◆ **Work instructions**
For the listing below, give the count of lines containing the string "PhoTags" and nothing else.

◆ **Dataset items**
- - - -

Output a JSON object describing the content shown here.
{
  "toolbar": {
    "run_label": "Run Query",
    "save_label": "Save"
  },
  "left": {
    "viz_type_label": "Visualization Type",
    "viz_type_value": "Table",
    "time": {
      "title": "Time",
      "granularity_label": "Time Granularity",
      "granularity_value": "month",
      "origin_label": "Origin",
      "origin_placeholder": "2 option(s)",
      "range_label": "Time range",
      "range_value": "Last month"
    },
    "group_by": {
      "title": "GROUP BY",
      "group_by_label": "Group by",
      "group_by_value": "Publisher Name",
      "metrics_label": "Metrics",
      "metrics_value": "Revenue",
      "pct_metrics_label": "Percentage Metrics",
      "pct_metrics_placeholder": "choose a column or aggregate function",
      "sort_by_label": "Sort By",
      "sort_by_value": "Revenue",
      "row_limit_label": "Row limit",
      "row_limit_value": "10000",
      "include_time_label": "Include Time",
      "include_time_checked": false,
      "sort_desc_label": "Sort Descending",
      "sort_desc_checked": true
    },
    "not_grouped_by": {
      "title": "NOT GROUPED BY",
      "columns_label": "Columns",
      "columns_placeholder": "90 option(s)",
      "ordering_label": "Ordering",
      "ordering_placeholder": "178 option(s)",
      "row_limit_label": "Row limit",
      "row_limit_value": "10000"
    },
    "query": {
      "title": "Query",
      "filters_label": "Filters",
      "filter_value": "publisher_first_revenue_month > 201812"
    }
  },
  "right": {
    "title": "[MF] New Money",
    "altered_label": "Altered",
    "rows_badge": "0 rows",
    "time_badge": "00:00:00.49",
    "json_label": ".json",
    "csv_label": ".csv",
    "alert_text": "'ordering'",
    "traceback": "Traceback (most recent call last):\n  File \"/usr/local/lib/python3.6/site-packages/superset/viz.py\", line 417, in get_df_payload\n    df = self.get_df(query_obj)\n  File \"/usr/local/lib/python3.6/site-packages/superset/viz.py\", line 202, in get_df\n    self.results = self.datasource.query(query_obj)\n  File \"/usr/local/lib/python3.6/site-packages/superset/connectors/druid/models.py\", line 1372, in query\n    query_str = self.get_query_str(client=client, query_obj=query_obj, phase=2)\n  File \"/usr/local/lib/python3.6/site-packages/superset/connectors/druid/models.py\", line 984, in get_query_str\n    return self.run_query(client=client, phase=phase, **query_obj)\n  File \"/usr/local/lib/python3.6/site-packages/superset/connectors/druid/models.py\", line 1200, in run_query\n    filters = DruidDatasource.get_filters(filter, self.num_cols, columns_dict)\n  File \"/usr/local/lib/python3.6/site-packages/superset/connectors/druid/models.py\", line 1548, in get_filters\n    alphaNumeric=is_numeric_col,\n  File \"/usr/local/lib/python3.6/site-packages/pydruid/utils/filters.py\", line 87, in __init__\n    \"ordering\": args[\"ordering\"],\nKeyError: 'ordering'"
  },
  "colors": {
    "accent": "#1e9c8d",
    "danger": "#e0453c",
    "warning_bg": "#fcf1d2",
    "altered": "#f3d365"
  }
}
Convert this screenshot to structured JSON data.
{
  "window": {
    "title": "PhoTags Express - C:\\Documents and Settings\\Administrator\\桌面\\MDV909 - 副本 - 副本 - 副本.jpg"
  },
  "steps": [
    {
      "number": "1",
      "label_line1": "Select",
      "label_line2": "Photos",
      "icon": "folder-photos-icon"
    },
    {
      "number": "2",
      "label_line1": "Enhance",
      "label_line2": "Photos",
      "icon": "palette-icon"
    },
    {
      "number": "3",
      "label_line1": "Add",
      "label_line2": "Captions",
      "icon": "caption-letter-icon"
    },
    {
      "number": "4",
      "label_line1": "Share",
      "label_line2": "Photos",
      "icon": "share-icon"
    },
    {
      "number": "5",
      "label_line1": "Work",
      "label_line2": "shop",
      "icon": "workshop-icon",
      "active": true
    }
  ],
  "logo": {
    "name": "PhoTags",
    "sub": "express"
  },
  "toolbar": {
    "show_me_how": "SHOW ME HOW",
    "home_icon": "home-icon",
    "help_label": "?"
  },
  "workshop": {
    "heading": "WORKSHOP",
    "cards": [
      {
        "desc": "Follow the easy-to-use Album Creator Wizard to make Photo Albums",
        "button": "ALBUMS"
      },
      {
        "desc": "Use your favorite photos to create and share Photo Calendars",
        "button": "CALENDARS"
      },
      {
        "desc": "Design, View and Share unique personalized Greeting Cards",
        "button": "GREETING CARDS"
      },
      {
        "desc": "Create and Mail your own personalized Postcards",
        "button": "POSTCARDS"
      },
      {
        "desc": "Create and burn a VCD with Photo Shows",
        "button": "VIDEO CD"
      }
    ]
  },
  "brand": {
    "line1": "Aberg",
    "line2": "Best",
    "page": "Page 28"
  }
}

- - - -

◆ **The solution**
2